- _What the task asks_: Which lines contain the word "Controllers"? Return each of them as written.

- _Source records_:
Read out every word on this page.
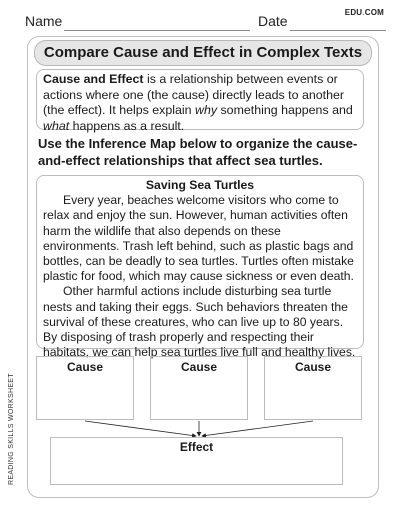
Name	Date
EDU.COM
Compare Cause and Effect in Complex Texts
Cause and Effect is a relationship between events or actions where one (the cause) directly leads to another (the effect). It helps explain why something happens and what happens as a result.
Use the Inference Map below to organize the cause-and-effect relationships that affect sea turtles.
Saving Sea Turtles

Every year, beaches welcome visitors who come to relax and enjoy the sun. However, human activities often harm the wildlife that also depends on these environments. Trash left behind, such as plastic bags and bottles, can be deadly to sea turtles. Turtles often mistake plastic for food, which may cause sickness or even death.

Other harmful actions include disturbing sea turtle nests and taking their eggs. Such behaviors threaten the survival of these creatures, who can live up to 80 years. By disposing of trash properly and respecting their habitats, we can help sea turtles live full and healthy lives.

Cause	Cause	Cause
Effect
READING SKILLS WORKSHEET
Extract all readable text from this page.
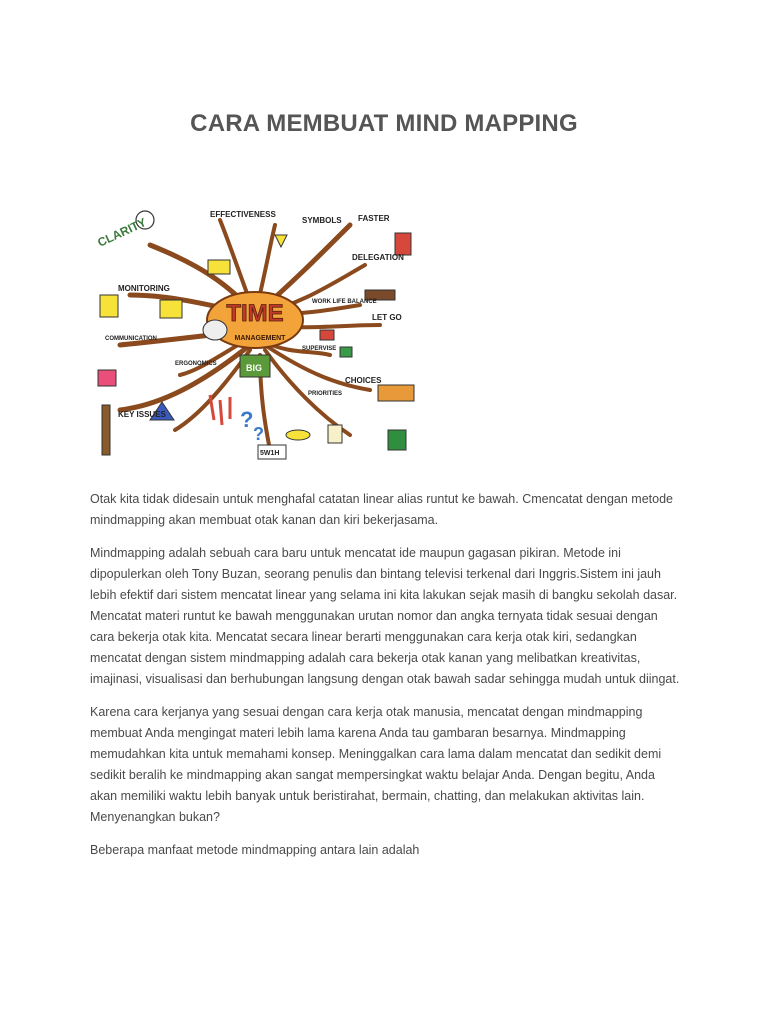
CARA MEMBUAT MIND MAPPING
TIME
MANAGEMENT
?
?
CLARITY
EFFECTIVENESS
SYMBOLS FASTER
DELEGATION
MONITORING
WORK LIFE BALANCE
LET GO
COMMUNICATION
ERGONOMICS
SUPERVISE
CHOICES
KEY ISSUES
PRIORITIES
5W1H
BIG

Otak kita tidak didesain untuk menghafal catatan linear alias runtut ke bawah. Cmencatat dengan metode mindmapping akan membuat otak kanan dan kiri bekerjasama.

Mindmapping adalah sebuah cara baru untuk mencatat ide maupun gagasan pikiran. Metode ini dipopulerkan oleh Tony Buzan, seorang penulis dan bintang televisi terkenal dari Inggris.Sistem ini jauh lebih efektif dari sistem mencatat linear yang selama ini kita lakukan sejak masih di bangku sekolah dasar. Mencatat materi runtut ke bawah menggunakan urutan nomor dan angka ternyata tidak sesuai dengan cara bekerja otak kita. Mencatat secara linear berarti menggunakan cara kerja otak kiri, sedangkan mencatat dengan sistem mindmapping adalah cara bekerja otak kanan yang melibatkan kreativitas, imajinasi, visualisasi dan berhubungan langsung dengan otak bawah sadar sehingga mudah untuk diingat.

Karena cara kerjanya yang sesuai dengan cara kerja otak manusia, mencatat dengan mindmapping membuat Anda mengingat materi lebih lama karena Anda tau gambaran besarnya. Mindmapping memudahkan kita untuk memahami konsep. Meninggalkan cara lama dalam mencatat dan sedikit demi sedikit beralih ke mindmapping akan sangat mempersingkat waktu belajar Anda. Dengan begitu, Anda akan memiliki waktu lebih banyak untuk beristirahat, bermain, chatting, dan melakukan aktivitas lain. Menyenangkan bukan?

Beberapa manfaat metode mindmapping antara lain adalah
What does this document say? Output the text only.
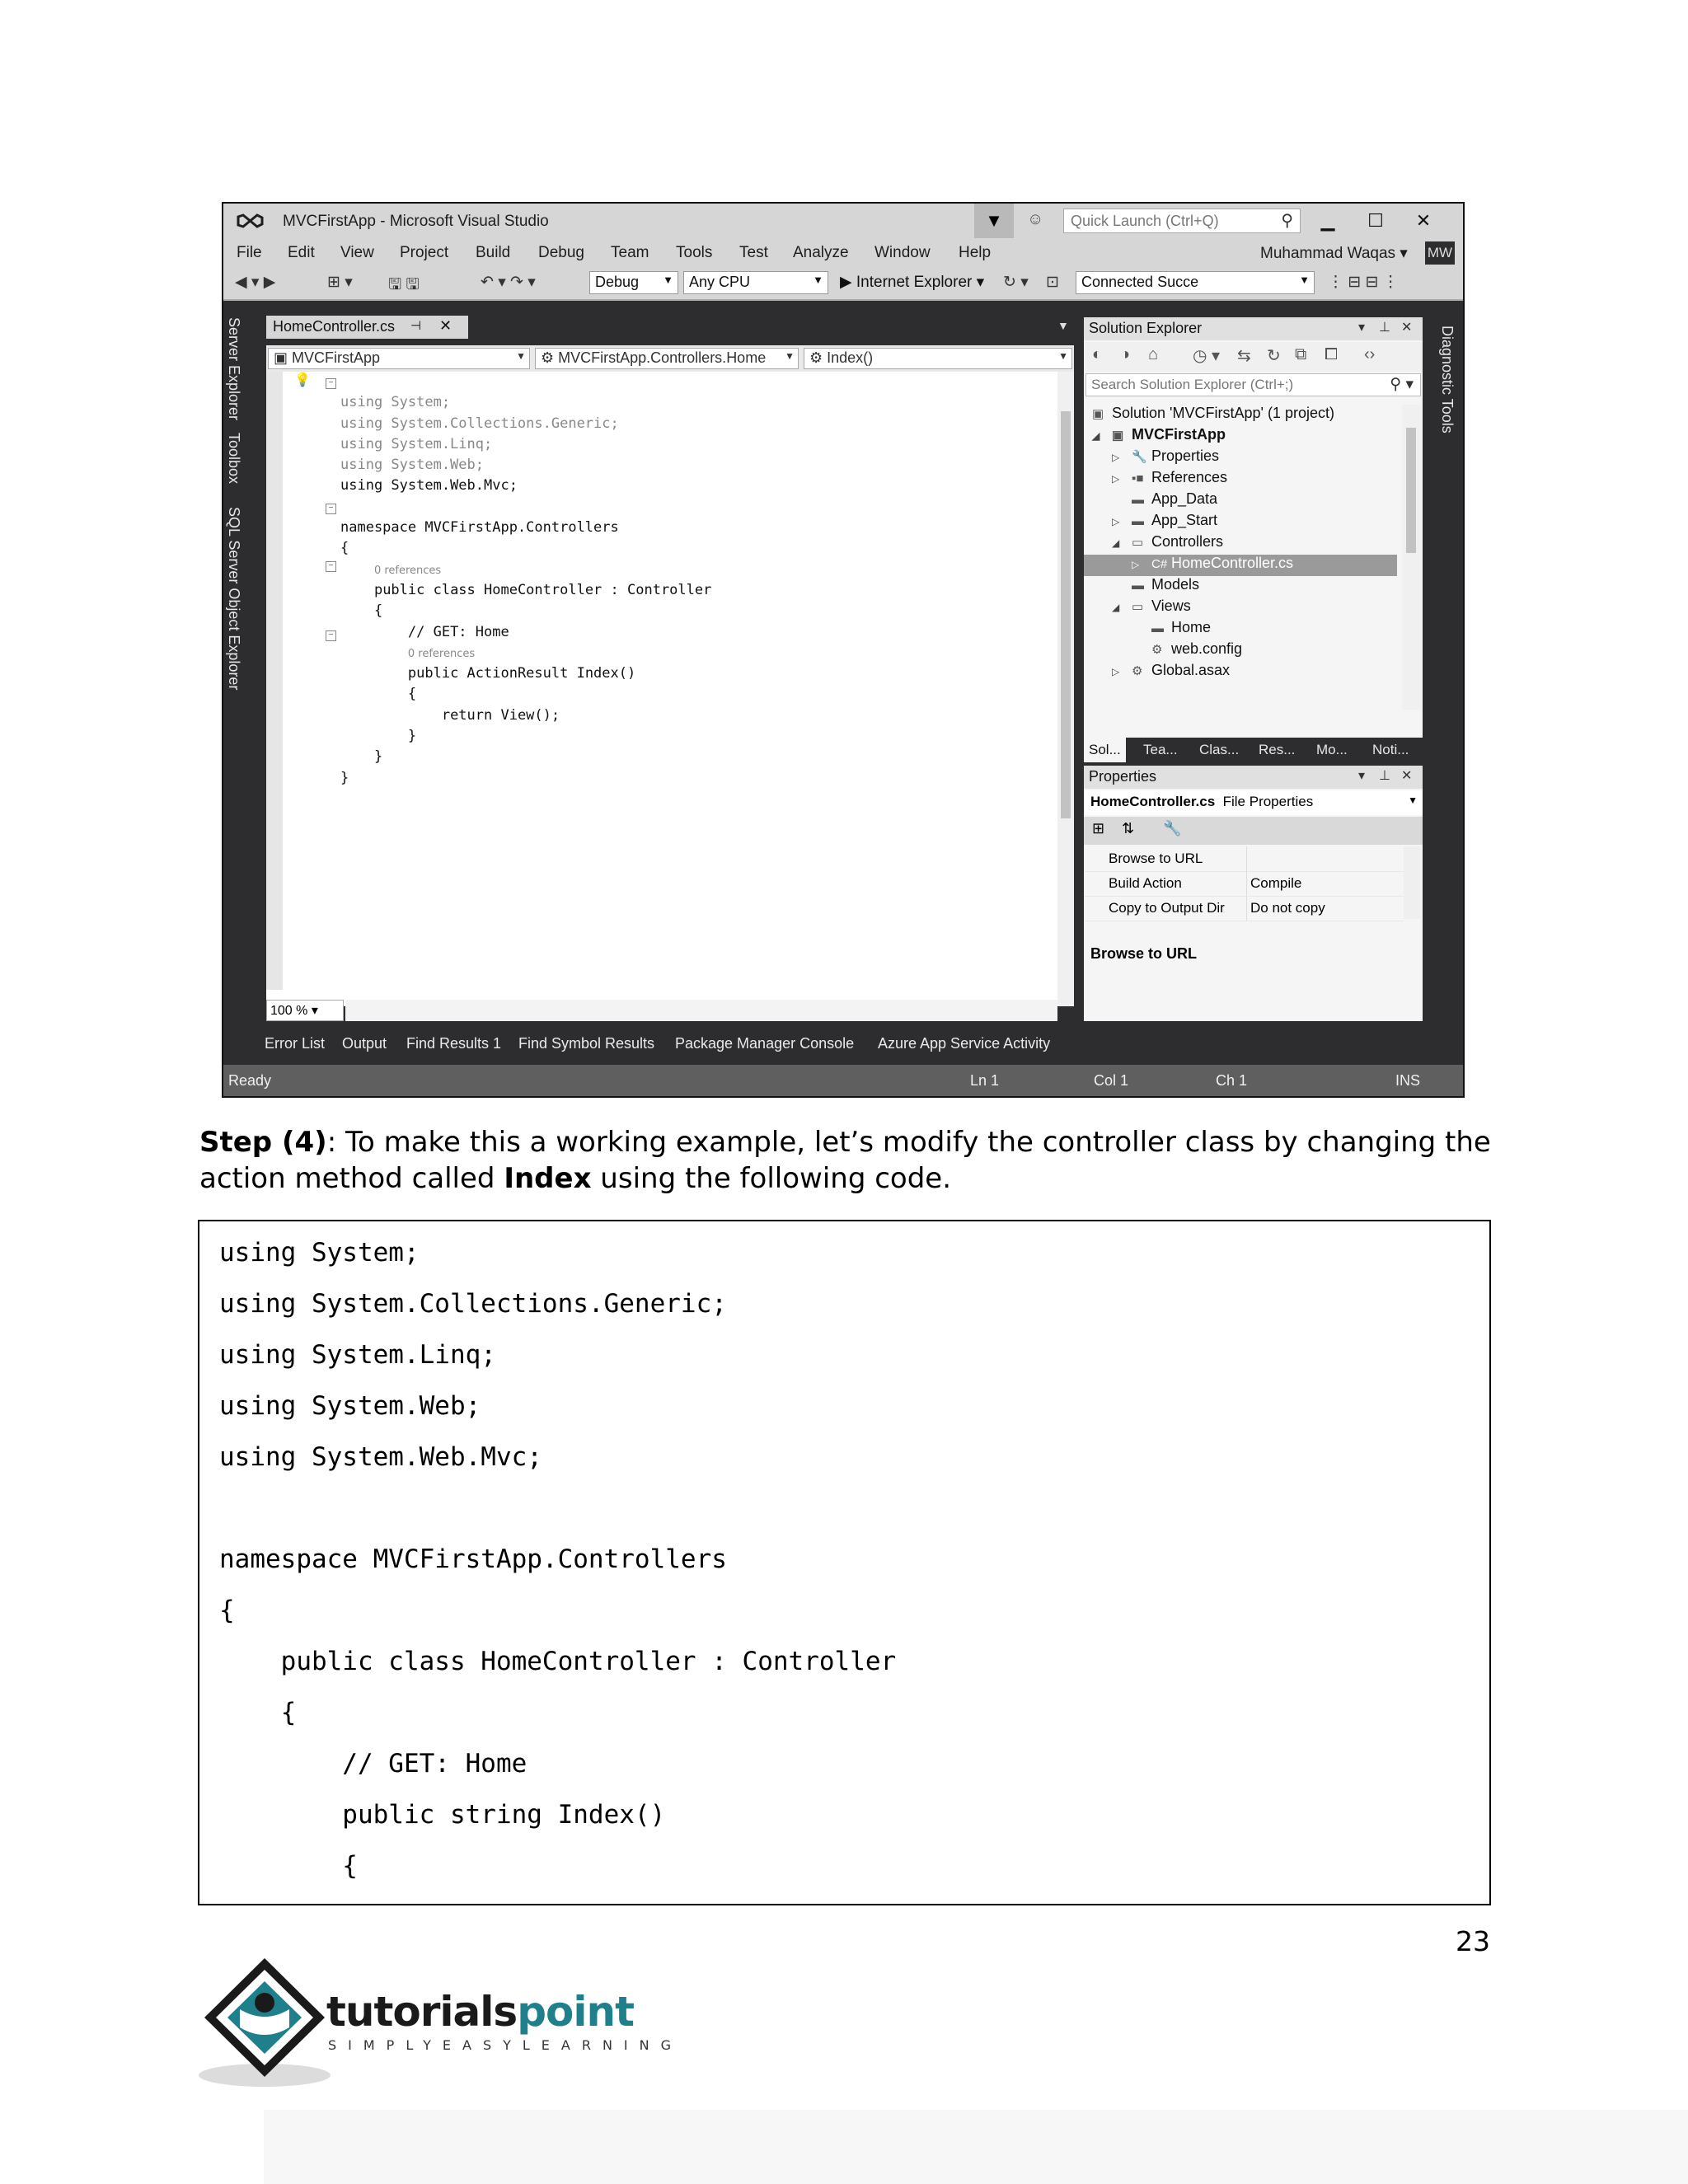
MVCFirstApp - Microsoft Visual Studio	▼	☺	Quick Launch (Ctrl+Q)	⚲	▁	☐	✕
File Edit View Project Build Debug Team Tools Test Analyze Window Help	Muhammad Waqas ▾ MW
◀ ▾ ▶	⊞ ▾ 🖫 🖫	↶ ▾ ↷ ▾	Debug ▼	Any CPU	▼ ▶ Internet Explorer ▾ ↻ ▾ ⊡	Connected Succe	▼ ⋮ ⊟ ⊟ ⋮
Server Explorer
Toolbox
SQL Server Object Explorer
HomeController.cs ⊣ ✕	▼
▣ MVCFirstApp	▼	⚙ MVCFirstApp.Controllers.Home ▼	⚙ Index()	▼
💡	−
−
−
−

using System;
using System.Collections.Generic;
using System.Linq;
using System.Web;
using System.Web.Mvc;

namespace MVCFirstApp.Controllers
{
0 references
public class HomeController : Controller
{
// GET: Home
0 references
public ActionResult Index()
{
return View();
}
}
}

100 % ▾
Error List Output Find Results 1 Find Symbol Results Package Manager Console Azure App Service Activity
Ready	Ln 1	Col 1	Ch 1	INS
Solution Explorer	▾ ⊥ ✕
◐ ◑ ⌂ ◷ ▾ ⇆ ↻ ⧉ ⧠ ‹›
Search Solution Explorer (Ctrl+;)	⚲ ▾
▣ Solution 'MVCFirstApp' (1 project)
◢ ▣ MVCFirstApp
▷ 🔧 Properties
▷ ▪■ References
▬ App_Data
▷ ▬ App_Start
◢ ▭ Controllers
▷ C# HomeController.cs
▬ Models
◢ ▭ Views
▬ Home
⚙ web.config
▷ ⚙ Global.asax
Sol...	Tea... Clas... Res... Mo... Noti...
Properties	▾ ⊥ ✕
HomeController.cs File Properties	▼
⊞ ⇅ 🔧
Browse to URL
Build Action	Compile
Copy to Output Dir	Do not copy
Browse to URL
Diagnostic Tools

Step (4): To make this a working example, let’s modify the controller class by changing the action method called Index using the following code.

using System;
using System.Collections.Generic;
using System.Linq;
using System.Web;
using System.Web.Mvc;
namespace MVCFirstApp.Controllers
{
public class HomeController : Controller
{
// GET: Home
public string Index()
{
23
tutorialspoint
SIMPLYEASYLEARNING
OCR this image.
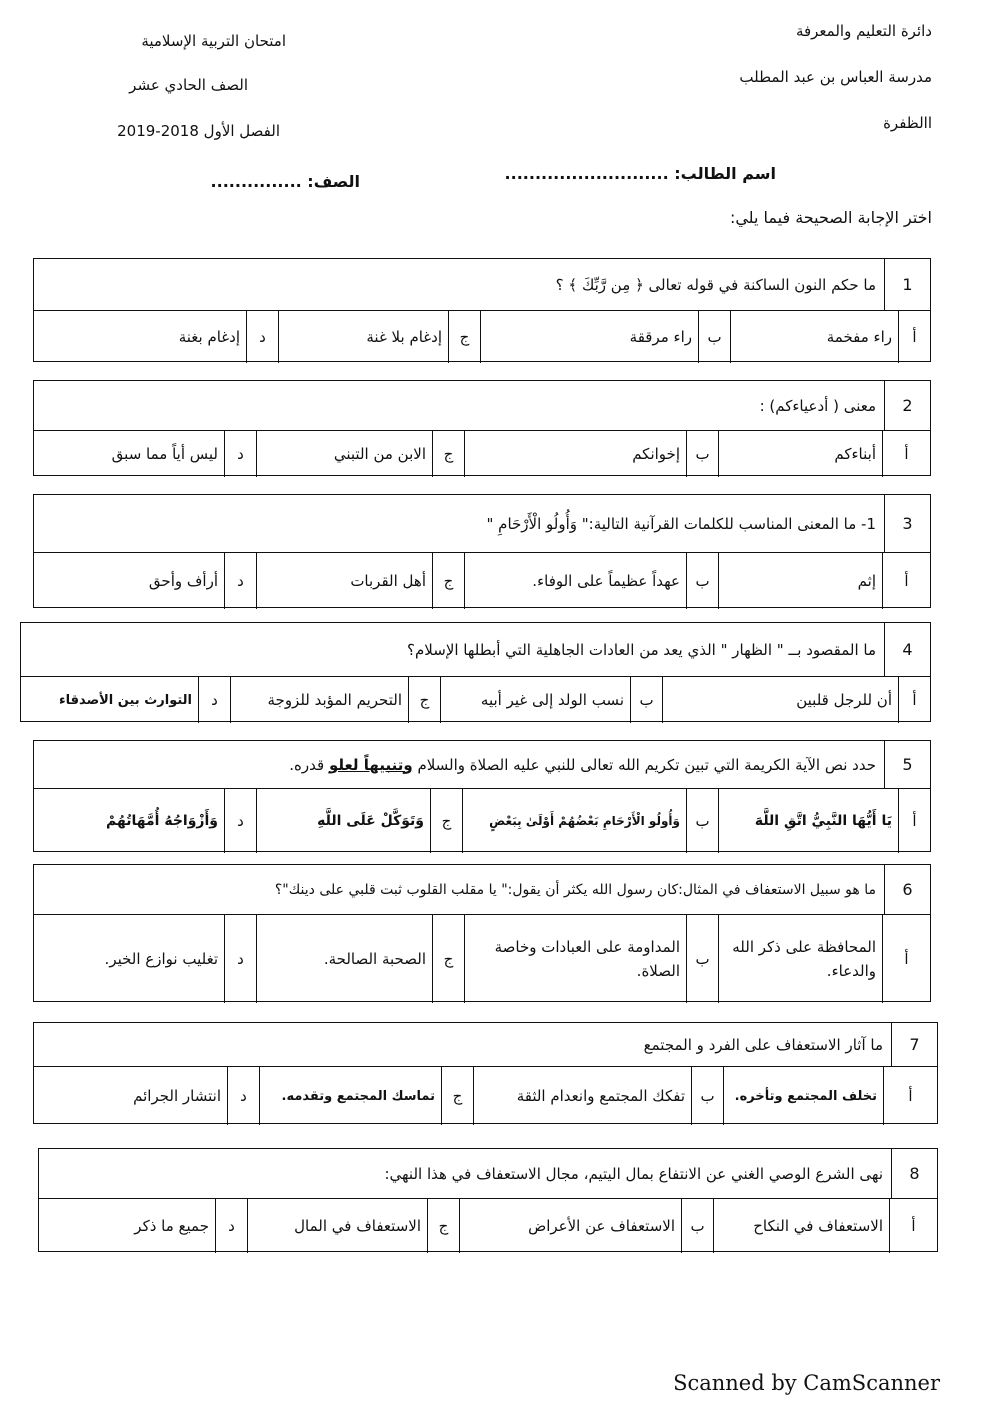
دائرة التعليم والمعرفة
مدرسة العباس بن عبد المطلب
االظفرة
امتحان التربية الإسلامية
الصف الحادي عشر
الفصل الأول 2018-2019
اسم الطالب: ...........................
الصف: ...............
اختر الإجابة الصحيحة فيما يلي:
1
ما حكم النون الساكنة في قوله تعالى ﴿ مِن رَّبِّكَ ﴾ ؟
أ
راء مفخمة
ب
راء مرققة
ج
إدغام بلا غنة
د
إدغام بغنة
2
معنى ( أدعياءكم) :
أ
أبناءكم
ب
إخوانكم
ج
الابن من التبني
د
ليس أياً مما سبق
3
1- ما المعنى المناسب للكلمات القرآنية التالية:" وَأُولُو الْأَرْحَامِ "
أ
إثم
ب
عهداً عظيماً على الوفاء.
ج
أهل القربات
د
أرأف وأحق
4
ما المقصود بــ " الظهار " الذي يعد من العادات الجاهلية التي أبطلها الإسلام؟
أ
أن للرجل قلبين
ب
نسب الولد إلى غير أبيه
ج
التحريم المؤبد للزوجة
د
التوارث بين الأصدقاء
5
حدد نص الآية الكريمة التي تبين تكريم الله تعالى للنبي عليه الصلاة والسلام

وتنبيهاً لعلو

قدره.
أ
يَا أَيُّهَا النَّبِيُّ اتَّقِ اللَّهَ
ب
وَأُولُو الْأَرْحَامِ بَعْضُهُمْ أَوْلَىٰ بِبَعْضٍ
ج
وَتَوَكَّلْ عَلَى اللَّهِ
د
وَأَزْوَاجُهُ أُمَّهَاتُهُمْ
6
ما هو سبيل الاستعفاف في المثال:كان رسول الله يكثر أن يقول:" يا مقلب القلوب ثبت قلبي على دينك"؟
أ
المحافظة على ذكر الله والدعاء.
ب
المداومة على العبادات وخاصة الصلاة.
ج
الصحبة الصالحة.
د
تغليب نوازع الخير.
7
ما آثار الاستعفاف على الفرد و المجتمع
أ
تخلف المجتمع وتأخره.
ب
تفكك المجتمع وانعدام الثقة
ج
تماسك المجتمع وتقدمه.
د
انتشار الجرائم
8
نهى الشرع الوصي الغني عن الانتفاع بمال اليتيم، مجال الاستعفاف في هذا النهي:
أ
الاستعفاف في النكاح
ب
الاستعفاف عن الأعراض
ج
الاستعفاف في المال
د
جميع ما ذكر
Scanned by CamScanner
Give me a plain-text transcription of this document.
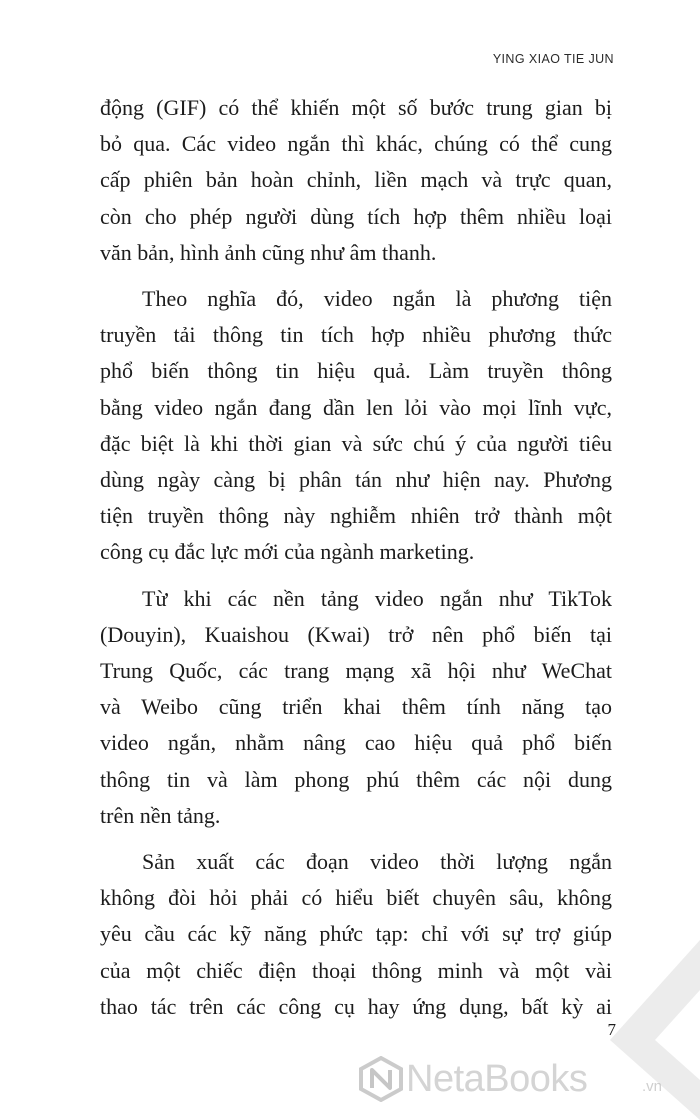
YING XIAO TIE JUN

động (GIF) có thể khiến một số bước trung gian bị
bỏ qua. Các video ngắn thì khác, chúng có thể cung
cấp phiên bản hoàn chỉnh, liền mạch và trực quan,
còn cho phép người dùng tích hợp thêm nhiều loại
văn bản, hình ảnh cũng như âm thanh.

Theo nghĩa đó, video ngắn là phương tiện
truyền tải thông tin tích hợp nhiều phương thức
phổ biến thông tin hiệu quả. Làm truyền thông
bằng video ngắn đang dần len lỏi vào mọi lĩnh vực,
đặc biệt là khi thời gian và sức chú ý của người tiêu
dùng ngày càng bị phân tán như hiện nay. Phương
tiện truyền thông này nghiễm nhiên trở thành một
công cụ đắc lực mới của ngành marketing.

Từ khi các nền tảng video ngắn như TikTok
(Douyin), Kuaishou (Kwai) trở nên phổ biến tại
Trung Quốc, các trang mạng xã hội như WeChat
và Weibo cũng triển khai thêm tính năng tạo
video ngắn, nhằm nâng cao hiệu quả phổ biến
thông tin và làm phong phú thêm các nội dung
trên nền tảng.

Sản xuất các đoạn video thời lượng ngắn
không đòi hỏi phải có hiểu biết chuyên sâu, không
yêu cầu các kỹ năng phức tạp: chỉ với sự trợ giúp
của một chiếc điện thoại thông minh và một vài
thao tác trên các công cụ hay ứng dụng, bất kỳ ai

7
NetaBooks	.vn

- _Completed exercise_:
▣ MVCFirstApp	▼	⚙ MVCFirstApp.Controllers.Home ▼	⚙ Index()	▼
namespace MVCFirstApp.Controllers
◢ ▭ Controllers
namespace MVCFirstApp.Controllers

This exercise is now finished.